Determine the number of lines where "VIEW" occurs and reply with that number by itself.

☆ ☆ ☆ ☆ ☆ ☆ ☆

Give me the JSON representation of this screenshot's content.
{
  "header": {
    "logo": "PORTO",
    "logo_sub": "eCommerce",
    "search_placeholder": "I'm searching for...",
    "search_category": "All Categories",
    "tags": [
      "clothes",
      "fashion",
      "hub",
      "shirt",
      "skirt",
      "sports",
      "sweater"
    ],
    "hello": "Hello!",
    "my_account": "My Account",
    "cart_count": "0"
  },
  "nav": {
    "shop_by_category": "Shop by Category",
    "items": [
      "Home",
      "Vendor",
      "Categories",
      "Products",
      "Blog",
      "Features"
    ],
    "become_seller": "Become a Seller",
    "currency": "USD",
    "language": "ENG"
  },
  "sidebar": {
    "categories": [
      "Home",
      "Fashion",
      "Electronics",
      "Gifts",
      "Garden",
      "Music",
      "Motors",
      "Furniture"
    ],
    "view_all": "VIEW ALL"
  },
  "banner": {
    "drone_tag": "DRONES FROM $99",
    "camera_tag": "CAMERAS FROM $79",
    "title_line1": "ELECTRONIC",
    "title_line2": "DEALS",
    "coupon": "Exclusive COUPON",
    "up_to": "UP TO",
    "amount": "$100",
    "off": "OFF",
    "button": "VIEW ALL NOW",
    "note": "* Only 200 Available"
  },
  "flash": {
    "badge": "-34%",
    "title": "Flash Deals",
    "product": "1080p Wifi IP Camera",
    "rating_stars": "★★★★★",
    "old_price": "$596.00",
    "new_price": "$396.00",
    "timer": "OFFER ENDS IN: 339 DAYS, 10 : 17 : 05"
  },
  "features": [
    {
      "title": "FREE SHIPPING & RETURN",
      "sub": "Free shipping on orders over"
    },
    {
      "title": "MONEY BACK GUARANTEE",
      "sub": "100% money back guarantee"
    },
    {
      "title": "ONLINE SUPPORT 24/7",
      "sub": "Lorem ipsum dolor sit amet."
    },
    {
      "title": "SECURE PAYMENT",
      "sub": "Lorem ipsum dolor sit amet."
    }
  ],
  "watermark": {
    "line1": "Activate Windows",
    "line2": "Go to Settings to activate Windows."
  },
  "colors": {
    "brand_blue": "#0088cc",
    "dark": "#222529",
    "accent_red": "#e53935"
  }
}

☆ ☆ ☆ ☆ ☆ ☆ ☆

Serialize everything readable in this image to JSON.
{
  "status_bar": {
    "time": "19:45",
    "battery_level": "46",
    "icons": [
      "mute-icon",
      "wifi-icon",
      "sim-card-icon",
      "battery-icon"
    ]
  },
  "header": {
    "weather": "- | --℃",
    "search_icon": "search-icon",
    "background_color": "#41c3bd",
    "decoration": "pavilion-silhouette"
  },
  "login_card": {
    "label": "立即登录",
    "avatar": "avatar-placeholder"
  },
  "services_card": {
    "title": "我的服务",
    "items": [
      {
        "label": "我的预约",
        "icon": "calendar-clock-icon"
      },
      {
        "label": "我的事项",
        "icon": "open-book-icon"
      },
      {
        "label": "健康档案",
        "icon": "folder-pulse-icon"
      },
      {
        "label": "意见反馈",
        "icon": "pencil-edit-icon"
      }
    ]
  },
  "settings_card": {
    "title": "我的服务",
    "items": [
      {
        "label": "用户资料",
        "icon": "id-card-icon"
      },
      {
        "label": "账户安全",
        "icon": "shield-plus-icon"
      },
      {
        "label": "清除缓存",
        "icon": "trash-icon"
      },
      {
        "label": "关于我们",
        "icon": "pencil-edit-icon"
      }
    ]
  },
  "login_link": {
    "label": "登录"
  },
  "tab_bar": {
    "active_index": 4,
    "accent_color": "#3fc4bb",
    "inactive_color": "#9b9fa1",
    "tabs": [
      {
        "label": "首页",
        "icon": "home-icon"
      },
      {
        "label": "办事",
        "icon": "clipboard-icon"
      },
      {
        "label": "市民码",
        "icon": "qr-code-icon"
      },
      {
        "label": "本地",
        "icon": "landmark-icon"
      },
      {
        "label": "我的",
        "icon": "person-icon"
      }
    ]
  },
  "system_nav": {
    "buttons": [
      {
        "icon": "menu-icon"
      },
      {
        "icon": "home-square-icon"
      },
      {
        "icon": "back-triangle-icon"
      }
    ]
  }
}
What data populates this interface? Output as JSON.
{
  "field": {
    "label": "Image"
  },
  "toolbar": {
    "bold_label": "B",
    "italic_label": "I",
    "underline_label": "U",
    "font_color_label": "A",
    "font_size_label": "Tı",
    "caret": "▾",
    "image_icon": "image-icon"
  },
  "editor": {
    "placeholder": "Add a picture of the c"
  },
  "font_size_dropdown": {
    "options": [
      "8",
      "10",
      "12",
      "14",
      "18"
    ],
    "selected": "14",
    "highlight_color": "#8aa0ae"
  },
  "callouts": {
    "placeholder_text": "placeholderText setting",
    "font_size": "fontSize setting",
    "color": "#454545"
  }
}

☆ ☆ ☆ ☆ ☆ ☆ ☆

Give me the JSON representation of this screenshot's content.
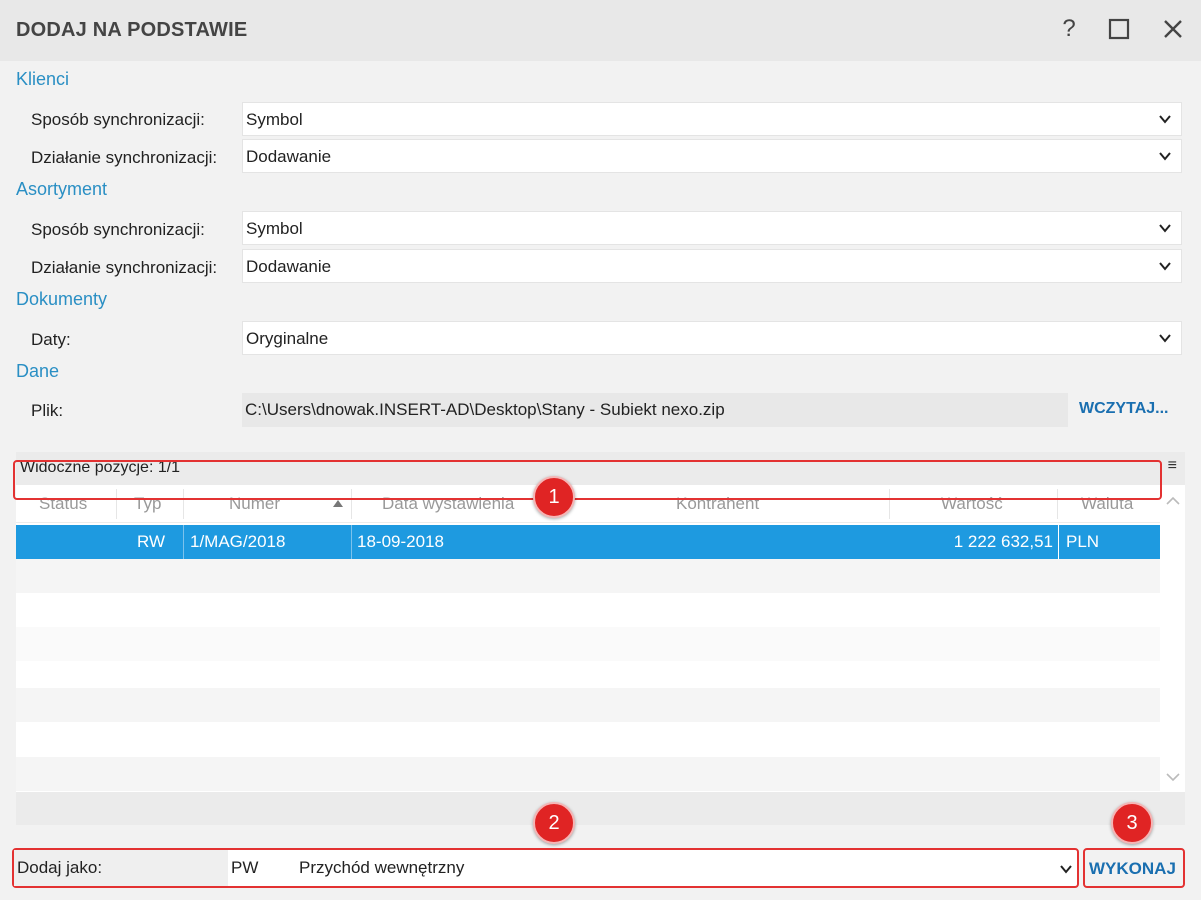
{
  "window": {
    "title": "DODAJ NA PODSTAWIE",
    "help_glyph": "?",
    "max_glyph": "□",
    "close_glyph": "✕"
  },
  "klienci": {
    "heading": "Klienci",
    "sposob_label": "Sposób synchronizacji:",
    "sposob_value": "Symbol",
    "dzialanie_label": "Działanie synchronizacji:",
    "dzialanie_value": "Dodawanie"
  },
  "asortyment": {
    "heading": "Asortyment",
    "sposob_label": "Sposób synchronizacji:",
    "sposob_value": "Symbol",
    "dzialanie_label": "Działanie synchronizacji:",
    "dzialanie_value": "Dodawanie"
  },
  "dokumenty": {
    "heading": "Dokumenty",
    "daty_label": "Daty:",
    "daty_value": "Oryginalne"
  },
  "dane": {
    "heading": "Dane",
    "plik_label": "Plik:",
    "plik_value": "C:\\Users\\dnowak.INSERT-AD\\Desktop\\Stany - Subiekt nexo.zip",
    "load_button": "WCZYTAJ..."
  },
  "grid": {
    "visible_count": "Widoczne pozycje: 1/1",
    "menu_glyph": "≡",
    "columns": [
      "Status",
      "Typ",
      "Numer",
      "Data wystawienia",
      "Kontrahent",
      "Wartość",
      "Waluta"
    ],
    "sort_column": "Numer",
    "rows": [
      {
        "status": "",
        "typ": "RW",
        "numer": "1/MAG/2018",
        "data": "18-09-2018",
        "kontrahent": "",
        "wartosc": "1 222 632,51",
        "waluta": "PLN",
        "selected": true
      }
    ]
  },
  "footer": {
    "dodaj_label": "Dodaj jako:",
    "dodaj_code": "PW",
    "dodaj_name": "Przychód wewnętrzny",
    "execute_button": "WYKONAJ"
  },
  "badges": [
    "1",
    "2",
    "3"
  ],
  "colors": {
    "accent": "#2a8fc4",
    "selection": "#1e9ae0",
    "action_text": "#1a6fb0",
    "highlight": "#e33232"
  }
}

☆ ☆ ☆ ☆ ☆ ☆ ☆

> _COMPLETED EXERCISE_: 2